> REQUIRED TASK
Find every line in the records below that holds the word "noutlets", and copy it out.

> RAW RECORDS
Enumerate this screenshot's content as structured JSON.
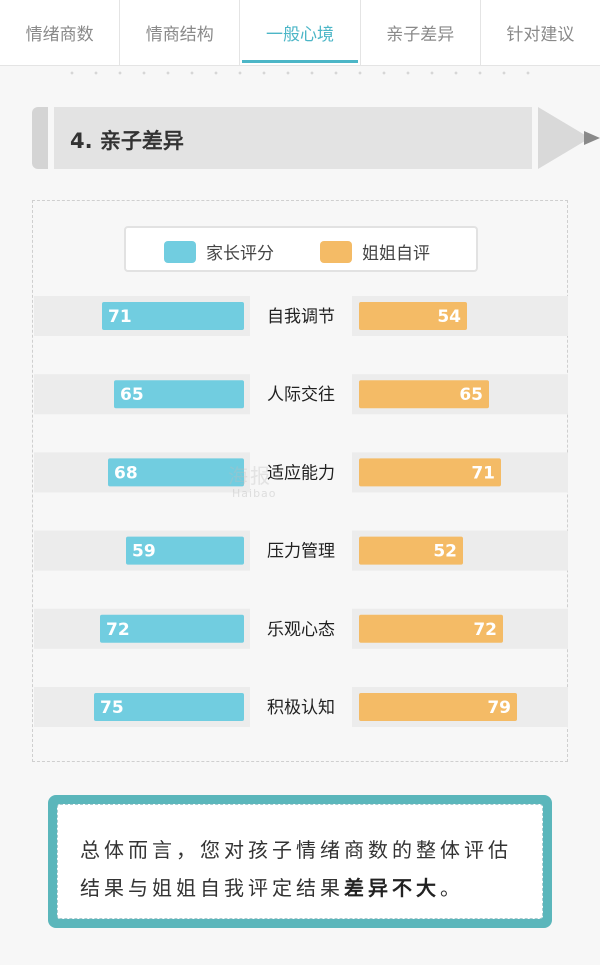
{
  "tabs": [
    "情绪商数",
    "情商结构",
    "一般心境",
    "亲子差异",
    "针对建议"
  ],
  "active_tab": 2,
  "section": {
    "title": "4. 亲子差异"
  },
  "colors": {
    "parent": "#71cde0",
    "sister": "#f4bb66",
    "accent": "#4cb6c7",
    "summary_border": "#5bb6bb"
  },
  "chart_data": {
    "type": "bar",
    "layout": "diverging-horizontal",
    "categories": [
      "自我调节",
      "人际交往",
      "适应能力",
      "压力管理",
      "乐观心态",
      "积极认知"
    ],
    "series": [
      {
        "name": "家长评分",
        "values": [
          71,
          65,
          68,
          59,
          72,
          75
        ]
      },
      {
        "name": "姐姐自评",
        "values": [
          54,
          65,
          71,
          52,
          72,
          79
        ]
      }
    ],
    "xlim": [
      0,
      100
    ],
    "legend": "top-center"
  },
  "watermark": {
    "main": "海报",
    "sub": "Haibao"
  },
  "summary": {
    "text_before": "总体而言，您对孩子情绪商数的整体评估结果与姐姐自我评定结果",
    "emphasis": "差异不大",
    "text_after": "。"
  }
}
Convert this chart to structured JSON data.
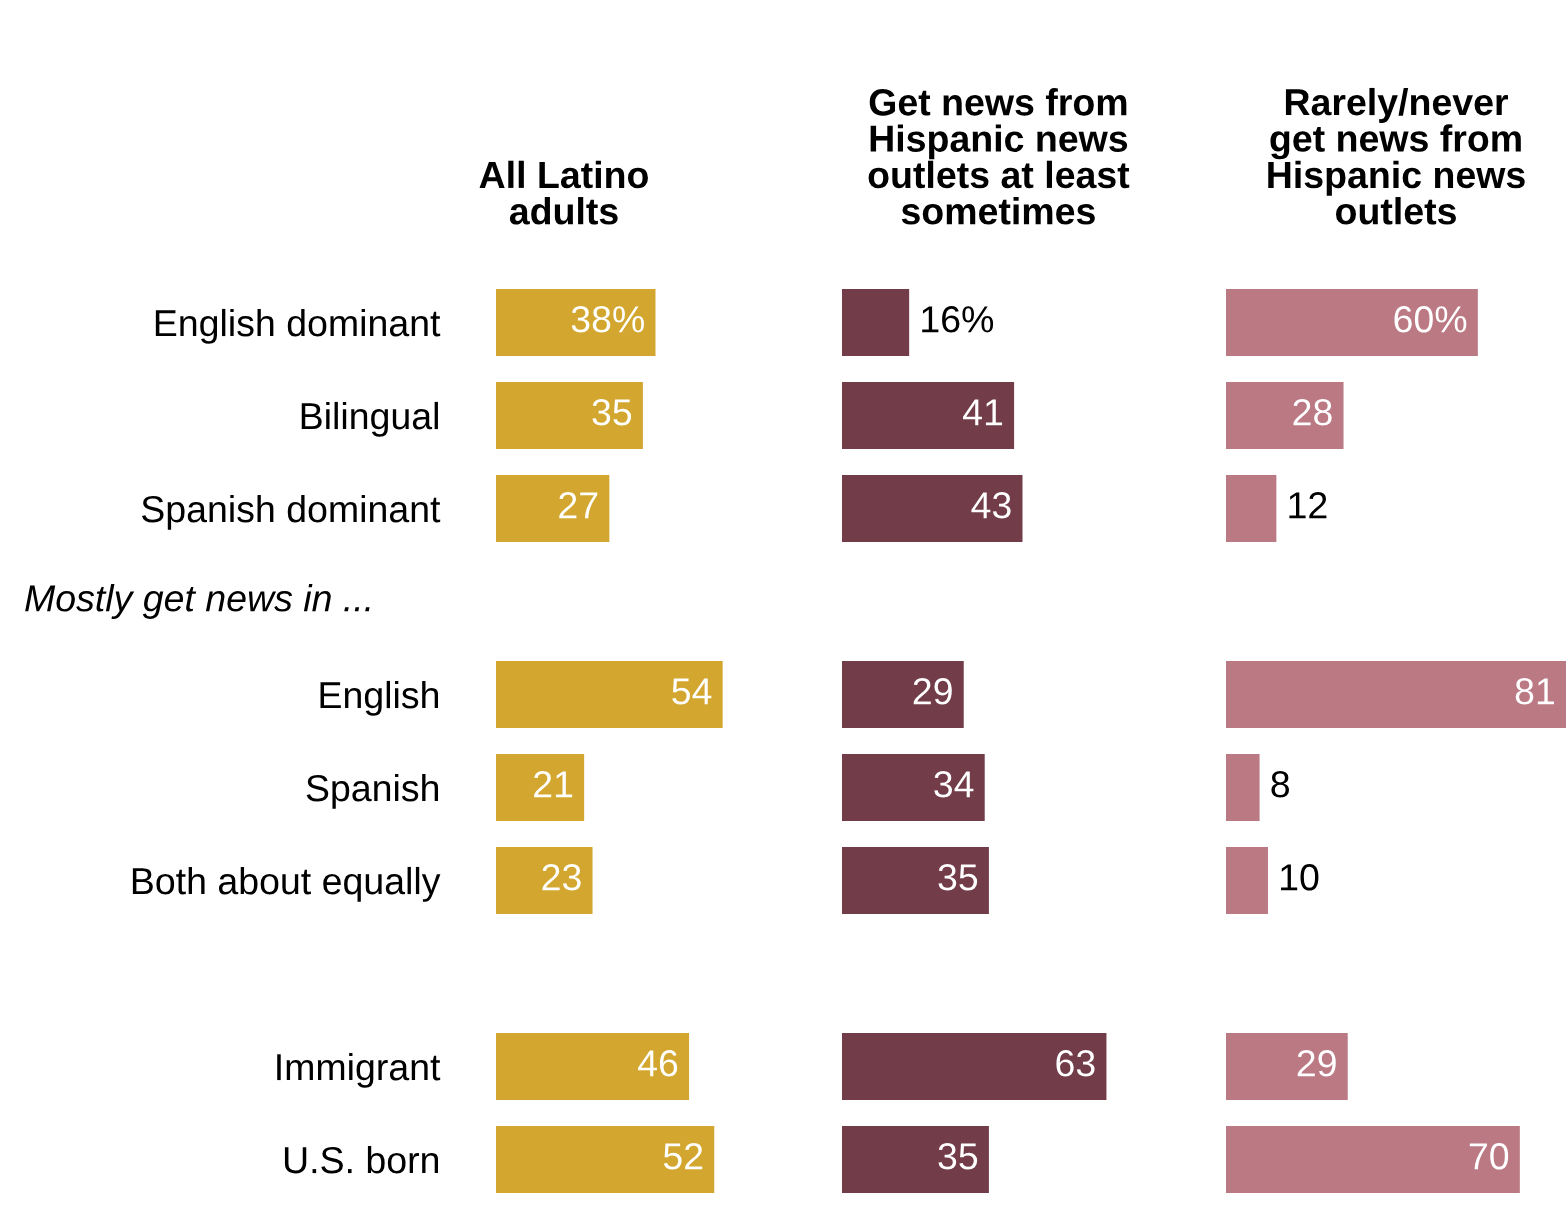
{
  "chart_data": [
    {
      "type": "bar",
      "orientation": "horizontal",
      "title": "All Latino\nadults",
      "categories": [
        "English dominant",
        "Bilingual",
        "Spanish dominant",
        null,
        "English",
        "Spanish",
        "Both about equally",
        null,
        "Immigrant",
        "U.S. born"
      ],
      "series": [
        {
          "color": "#d3a72f",
          "values": [
            38,
            35,
            27,
            null,
            54,
            21,
            23,
            null,
            46,
            52
          ],
          "value_labels": [
            "38%",
            "35",
            "27",
            null,
            "54",
            "21",
            "23",
            null,
            "46",
            "52"
          ]
        }
      ],
      "annotations": [
        "Mostly get news in ..."
      ]
    },
    {
      "type": "bar",
      "orientation": "horizontal",
      "title": "Get news from\nHispanic news\noutlets at least\nsometimes",
      "categories": [
        null,
        null,
        null,
        null,
        null,
        null,
        null,
        null,
        null,
        null
      ],
      "series": [
        {
          "color": "#723c49",
          "values": [
            16,
            41,
            43,
            null,
            29,
            34,
            35,
            null,
            63,
            35
          ],
          "value_labels": [
            "16%",
            "41",
            "43",
            null,
            "29",
            "34",
            "35",
            null,
            "63",
            "35"
          ]
        }
      ]
    },
    {
      "type": "bar",
      "orientation": "horizontal",
      "title": "Rarely/never\nget news from\nHispanic news\noutlets",
      "categories": [
        null,
        null,
        null,
        null,
        null,
        null,
        null,
        null,
        null,
        null
      ],
      "series": [
        {
          "color": "#bb7984",
          "values": [
            60,
            28,
            12,
            null,
            81,
            8,
            10,
            null,
            29,
            70
          ],
          "value_labels": [
            "60%",
            "28",
            "12",
            null,
            "81",
            "8",
            "10",
            null,
            "29",
            "70"
          ]
        }
      ]
    }
  ]
}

> WRITTEN RESPONSE
      "title": "Get news from\nHispanic news\noutlets at least\nsometimes",
      "title": "Rarely/never\nget news from\nHispanic news\noutlets",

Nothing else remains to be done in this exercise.